## Begin Record extracts
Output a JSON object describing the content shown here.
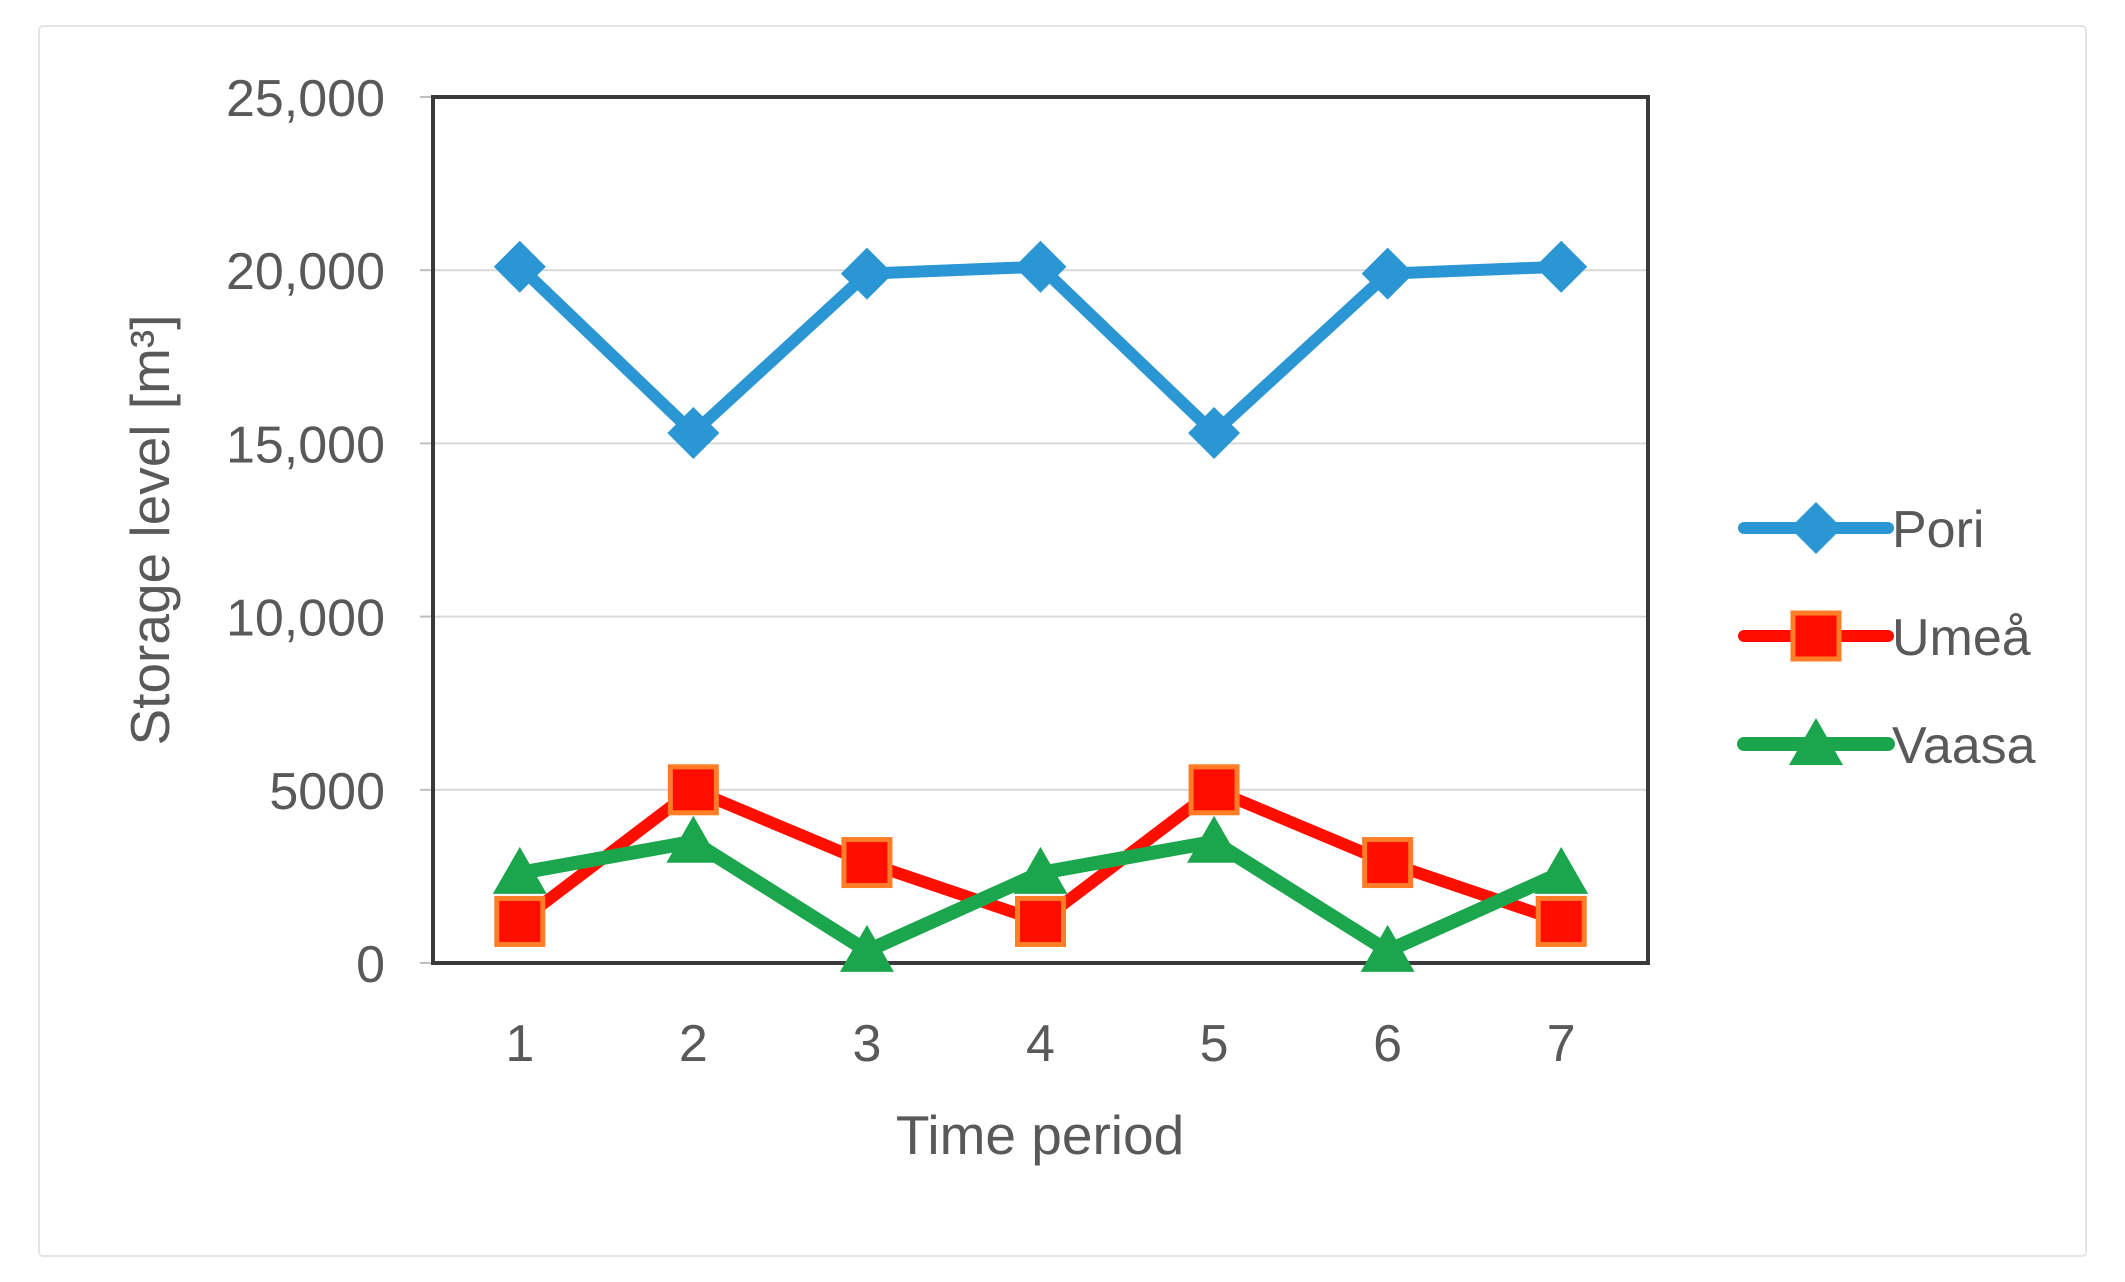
{
  "figure": {
    "background": "#FFFFFF",
    "frame_border_color": "#E4E4E4"
  },
  "colors": {
    "axis_text": "#595959",
    "gridline": "#D9D9D9",
    "plot_border": "#3A3A3A",
    "tick_mark": "#BFBFBF"
  },
  "chart_data": {
    "type": "line",
    "title": "",
    "xlabel": "Time period",
    "ylabel": "Storage level [m³]",
    "x": [
      "1",
      "2",
      "3",
      "4",
      "5",
      "6",
      "7"
    ],
    "ylim": [
      0,
      25000
    ],
    "ytick_interval": 5000,
    "ytick_labels": [
      "0",
      "5000",
      "10,000",
      "15,000",
      "20,000",
      "25,000"
    ],
    "grid": true,
    "legend_position": "right",
    "series": [
      {
        "name": "Pori",
        "color": "#2B96D4",
        "marker": "diamond",
        "line_width": 12,
        "values": [
          20100,
          15300,
          19900,
          20100,
          15300,
          19900,
          20100
        ]
      },
      {
        "name": "Umeå",
        "color": "#FF0E00",
        "marker": "square",
        "marker_border": "#FF7D26",
        "line_width": 12,
        "values": [
          1200,
          5000,
          2900,
          1200,
          5000,
          2900,
          1200
        ]
      },
      {
        "name": "Vaasa",
        "color": "#1BA64D",
        "marker": "triangle",
        "line_width": 14,
        "values": [
          2600,
          3500,
          350,
          2600,
          3500,
          350,
          2600
        ]
      }
    ]
  }
}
## End Record extracts
Written instruction:
All the lines above are to be reproduced exactly, except the pictures.

Answer to the task:
Output a JSON object describing the content shown here.
{
  "figure": {
    "background": "#FFFFFF",
    "frame_border_color": "#E4E4E4"
  },
  "colors": {
    "axis_text": "#595959",
    "gridline": "#D9D9D9",
    "plot_border": "#3A3A3A",
    "tick_mark": "#BFBFBF"
  },
  "chart_data": {
    "type": "line",
    "title": "",
    "xlabel": "Time period",
    "ylabel": "Storage level [m³]",
    "x": [
      "1",
      "2",
      "3",
      "4",
      "5",
      "6",
      "7"
    ],
    "ylim": [
      0,
      25000
    ],
    "ytick_interval": 5000,
    "ytick_labels": [
      "0",
      "5000",
      "10,000",
      "15,000",
      "20,000",
      "25,000"
    ],
    "grid": true,
    "legend_position": "right",
    "series": [
      {
        "name": "Pori",
        "color": "#2B96D4",
        "marker": "diamond",
        "line_width": 12,
        "values": [
          20100,
          15300,
          19900,
          20100,
          15300,
          19900,
          20100
        ]
      },
      {
        "name": "Umeå",
        "color": "#FF0E00",
        "marker": "square",
        "marker_border": "#FF7D26",
        "line_width": 12,
        "values": [
          1200,
          5000,
          2900,
          1200,
          5000,
          2900,
          1200
        ]
      },
      {
        "name": "Vaasa",
        "color": "#1BA64D",
        "marker": "triangle",
        "line_width": 14,
        "values": [
          2600,
          3500,
          350,
          2600,
          3500,
          350,
          2600
        ]
      }
    ]
  }
}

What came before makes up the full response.